(Dataset items)
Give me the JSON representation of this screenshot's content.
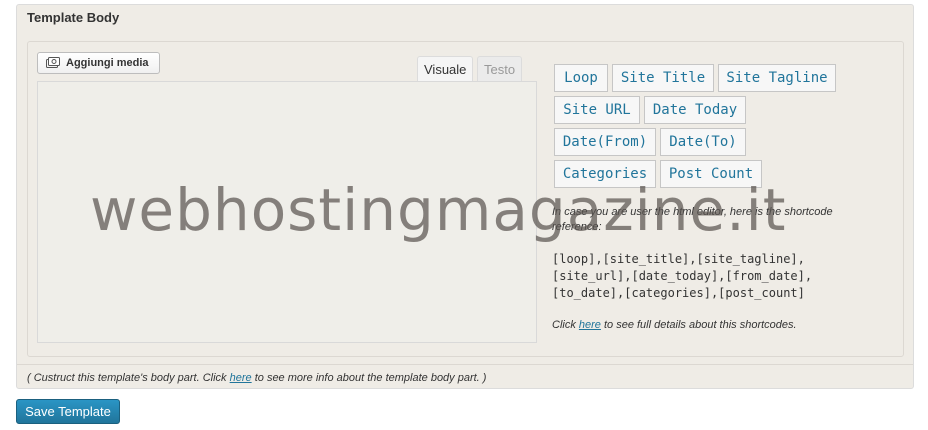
{
  "postbox": {
    "title": "Template Body"
  },
  "editor": {
    "add_media_label": "Aggiungi media",
    "tabs": [
      {
        "label": "Visuale",
        "active": true
      },
      {
        "label": "Testo",
        "active": false
      }
    ]
  },
  "shortcodes": {
    "buttons": [
      "Loop",
      "Site Title",
      "Site Tagline",
      "Site URL",
      "Date Today",
      "Date(From)",
      "Date(To)",
      "Categories",
      "Post Count"
    ],
    "reference_note": "In case you are user the html editor, here is the shortcode reference:",
    "reference_codes": [
      "[loop],[site_title],[site_tagline],",
      "[site_url],[date_today],[from_date],",
      "[to_date],[categories],[post_count]"
    ],
    "details_prefix": "Click ",
    "details_link": "here",
    "details_suffix": " to see full details about this shortcodes."
  },
  "footer": {
    "note_prefix": "( Custruct this template's body part. Click ",
    "note_link": "here",
    "note_suffix": " to see more info about the template body part. )"
  },
  "save_button_label": "Save Template",
  "watermark_text": "webhostingmagazine.it",
  "colors": {
    "link": "#21759b",
    "primary_button": "#21759b",
    "panel_bg": "#efece6"
  }
}
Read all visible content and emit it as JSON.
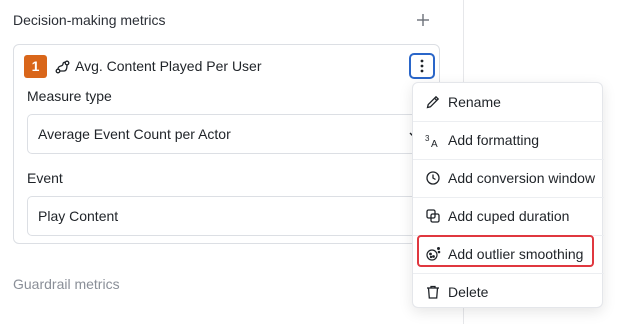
{
  "section": {
    "title": "Decision-making metrics",
    "add_icon": "plus-icon"
  },
  "metric": {
    "index": "1",
    "name": "Avg. Content Played Per User",
    "badge_color": "#d9661a"
  },
  "fields": {
    "measure_type_label": "Measure type",
    "measure_type_value": "Average Event Count per Actor",
    "event_label": "Event",
    "event_value": "Play Content"
  },
  "guardrail": {
    "title": "Guardrail metrics"
  },
  "menu": {
    "items": [
      {
        "label": "Rename",
        "icon": "pencil-icon"
      },
      {
        "label": "Add formatting",
        "icon": "formatting-icon"
      },
      {
        "label": "Add conversion window",
        "icon": "clock-icon"
      },
      {
        "label": "Add cuped duration",
        "icon": "cuped-icon"
      },
      {
        "label": "Add outlier smoothing",
        "icon": "outlier-icon"
      },
      {
        "label": "Delete",
        "icon": "trash-icon"
      }
    ],
    "highlight_color": "#e0373f"
  }
}
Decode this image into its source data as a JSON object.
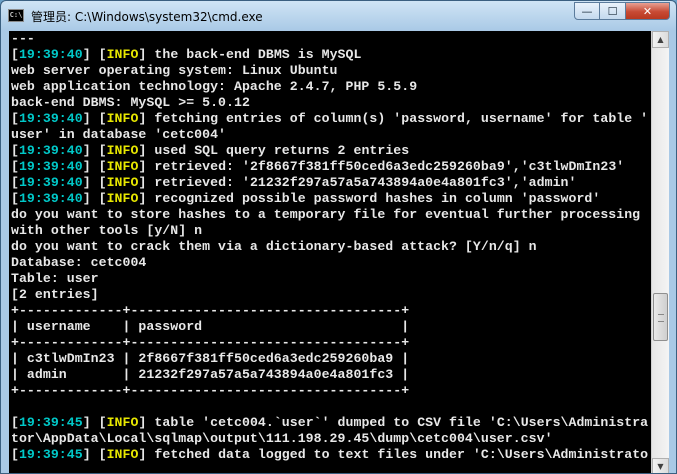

◆ **Exercise instructions**
Write out, please, the lines of the listing above from the one with "Read all visible content and emit it as JSON." through the very last, exactly as given and with no pictures.

◆ **Reply**
Read all visible content and emit it as JSON.
{
  "section": {
    "title": "Decision-making metrics",
    "add_icon": "plus-icon"
  },
  "metric": {
    "index": "1",
    "name": "Avg. Content Played Per User",
    "badge_color": "#d9661a"
  },
  "fields": {
    "measure_type_label": "Measure type",
    "measure_type_value": "Average Event Count per Actor",
    "event_label": "Event",
    "event_value": "Play Content"
  },
  "guardrail": {
    "title": "Guardrail metrics"
  },
  "menu": {
    "items": [
      {
        "label": "Rename",
        "icon": "pencil-icon"
      },
      {
        "label": "Add formatting",
        "icon": "formatting-icon"
      },
      {
        "label": "Add conversion window",
        "icon": "clock-icon"
      },
      {
        "label": "Add cuped duration",
        "icon": "cuped-icon"
      },
      {
        "label": "Add outlier smoothing",
        "icon": "outlier-icon"
      },
      {
        "label": "Delete",
        "icon": "trash-icon"
      }
    ],
    "highlight_color": "#e0373f"
  }
}
Decode this image into its source data as a JSON object.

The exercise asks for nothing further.